----- Data for processing

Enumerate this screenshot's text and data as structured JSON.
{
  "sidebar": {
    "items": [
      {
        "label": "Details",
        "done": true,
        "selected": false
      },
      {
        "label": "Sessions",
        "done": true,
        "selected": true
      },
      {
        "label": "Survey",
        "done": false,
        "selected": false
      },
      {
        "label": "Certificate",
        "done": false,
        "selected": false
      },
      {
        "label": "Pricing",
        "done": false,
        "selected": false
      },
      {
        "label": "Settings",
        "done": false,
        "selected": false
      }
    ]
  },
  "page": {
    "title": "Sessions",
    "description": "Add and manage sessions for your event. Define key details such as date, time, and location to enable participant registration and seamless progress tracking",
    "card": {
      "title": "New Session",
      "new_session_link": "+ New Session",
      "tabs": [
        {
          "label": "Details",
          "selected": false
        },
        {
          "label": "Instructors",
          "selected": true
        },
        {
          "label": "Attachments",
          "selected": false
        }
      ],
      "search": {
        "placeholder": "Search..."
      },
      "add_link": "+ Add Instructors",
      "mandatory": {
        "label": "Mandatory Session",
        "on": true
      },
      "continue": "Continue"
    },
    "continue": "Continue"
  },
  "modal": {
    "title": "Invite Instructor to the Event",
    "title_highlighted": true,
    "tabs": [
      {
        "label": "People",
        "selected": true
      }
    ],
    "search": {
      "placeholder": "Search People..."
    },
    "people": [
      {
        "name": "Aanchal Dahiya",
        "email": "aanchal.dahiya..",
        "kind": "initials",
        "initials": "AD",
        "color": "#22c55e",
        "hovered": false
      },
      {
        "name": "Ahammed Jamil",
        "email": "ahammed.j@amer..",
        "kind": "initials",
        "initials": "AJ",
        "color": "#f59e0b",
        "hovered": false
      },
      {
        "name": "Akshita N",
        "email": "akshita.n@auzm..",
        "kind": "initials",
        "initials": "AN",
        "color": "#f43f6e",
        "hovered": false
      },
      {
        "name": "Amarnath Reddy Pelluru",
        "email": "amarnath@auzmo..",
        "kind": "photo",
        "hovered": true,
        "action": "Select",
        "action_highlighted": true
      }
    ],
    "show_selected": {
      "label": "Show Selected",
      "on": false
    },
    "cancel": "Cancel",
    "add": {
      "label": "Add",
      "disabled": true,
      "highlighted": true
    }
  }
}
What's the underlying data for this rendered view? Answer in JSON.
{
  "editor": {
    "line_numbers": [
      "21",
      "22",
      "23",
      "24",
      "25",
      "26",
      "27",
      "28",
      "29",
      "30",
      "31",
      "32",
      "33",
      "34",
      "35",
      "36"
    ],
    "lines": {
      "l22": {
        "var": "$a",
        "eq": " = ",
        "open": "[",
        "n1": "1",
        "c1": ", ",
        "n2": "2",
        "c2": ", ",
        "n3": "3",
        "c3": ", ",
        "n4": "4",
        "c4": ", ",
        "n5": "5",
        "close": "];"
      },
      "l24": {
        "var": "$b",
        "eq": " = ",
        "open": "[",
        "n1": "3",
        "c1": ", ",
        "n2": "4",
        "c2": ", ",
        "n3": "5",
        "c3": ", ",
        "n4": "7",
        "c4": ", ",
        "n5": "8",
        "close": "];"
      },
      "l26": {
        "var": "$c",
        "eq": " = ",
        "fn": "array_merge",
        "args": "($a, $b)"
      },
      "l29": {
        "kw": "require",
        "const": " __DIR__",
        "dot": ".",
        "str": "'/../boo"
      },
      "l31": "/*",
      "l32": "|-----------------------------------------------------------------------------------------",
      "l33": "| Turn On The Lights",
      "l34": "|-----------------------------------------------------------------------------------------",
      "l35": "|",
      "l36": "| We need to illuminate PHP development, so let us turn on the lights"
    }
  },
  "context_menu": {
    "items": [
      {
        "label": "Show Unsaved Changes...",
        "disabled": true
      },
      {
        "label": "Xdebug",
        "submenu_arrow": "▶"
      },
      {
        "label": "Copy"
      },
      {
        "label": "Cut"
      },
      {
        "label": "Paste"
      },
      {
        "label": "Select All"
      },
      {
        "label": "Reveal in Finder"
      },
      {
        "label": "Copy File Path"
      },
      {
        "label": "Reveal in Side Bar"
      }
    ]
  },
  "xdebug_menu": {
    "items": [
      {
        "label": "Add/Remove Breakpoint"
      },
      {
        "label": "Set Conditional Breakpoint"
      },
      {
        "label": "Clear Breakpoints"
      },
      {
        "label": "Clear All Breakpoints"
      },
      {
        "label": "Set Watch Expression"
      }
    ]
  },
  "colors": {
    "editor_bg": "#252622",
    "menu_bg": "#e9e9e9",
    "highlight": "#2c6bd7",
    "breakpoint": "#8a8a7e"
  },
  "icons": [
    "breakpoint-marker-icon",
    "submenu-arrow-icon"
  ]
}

----------

[What is needed] Pick out every line above that holds the word "placeholder" and copy it.

[Solved exercise]
        "placeholder": "Search..."
      "placeholder": "Search People..."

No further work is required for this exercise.